__TASK INSTRUCTIONS__: Extract each line containing the string "color".

__Items from a figure collection__:
--------

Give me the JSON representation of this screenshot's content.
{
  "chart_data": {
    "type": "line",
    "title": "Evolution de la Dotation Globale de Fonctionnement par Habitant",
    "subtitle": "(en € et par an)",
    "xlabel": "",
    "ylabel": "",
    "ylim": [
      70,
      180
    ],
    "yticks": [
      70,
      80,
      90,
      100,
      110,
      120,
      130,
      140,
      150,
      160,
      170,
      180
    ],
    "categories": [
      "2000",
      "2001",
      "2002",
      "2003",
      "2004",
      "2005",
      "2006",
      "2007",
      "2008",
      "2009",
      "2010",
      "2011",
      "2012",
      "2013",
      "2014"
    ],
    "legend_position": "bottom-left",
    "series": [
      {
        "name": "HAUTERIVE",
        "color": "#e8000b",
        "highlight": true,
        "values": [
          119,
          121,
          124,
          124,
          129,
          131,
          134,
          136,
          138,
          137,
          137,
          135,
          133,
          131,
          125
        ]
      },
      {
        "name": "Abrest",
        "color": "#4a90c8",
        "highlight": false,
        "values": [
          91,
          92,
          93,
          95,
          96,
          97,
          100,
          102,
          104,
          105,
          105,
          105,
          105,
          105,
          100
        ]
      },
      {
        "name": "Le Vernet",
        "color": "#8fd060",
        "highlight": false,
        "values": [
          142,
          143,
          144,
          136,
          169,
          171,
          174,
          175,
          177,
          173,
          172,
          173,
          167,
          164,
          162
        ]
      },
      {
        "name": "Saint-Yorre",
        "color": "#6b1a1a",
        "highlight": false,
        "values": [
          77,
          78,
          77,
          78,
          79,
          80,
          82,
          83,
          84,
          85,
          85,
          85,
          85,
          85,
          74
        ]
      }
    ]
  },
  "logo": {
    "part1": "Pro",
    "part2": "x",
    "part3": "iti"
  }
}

--------

__ANSWER TO THE PROBLEM__:
        "color": "#e8000b",
        "color": "#4a90c8",
        "color": "#8fd060",
        "color": "#6b1a1a",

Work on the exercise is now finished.